(Stored records)
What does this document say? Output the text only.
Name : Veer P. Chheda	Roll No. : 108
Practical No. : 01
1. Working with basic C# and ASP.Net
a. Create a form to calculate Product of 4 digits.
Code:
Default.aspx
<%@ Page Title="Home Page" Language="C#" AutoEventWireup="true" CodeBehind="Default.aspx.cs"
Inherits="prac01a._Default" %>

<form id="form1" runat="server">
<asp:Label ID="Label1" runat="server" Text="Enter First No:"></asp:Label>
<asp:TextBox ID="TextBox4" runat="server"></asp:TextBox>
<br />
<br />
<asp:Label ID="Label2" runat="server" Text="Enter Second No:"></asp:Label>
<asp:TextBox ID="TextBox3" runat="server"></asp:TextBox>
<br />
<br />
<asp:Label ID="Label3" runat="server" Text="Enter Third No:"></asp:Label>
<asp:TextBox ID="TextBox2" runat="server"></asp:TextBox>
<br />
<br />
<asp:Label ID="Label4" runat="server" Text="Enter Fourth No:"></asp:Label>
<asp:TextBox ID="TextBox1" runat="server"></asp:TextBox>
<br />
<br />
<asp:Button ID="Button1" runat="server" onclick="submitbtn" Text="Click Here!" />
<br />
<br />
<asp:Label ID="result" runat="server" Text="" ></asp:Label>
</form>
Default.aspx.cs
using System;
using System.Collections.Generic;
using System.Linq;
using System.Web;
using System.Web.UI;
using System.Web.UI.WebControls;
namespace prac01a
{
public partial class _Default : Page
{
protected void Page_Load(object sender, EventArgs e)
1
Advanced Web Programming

The task –
Above are the records; retype every one exactly.

Answer to this problem –
What does this document say? Output the text only.
Name : Veer P. Chheda	Roll No. : 108
Practical No. : 01
1. Working with basic C# and ASP.Net
a. Create a form to calculate Product of 4 digits.
Code:
Default.aspx
<%@ Page Title="Home Page" Language="C#" AutoEventWireup="true" CodeBehind="Default.aspx.cs"
Inherits="prac01a._Default" %>

<form id="form1" runat="server">
<asp:Label ID="Label1" runat="server" Text="Enter First No:"></asp:Label>
<asp:TextBox ID="TextBox4" runat="server"></asp:TextBox>
<br />
<br />
<asp:Label ID="Label2" runat="server" Text="Enter Second No:"></asp:Label>
<asp:TextBox ID="TextBox3" runat="server"></asp:TextBox>
<br />
<br />
<asp:Label ID="Label3" runat="server" Text="Enter Third No:"></asp:Label>
<asp:TextBox ID="TextBox2" runat="server"></asp:TextBox>
<br />
<br />
<asp:Label ID="Label4" runat="server" Text="Enter Fourth No:"></asp:Label>
<asp:TextBox ID="TextBox1" runat="server"></asp:TextBox>
<br />
<br />
<asp:Button ID="Button1" runat="server" onclick="submitbtn" Text="Click Here!" />
<br />
<br />
<asp:Label ID="result" runat="server" Text="" ></asp:Label>
</form>
Default.aspx.cs
using System;
using System.Collections.Generic;
using System.Linq;
using System.Web;
using System.Web.UI;
using System.Web.UI.WebControls;
namespace prac01a
{
public partial class _Default : Page
{
protected void Page_Load(object sender, EventArgs e)
1
Advanced Web Programming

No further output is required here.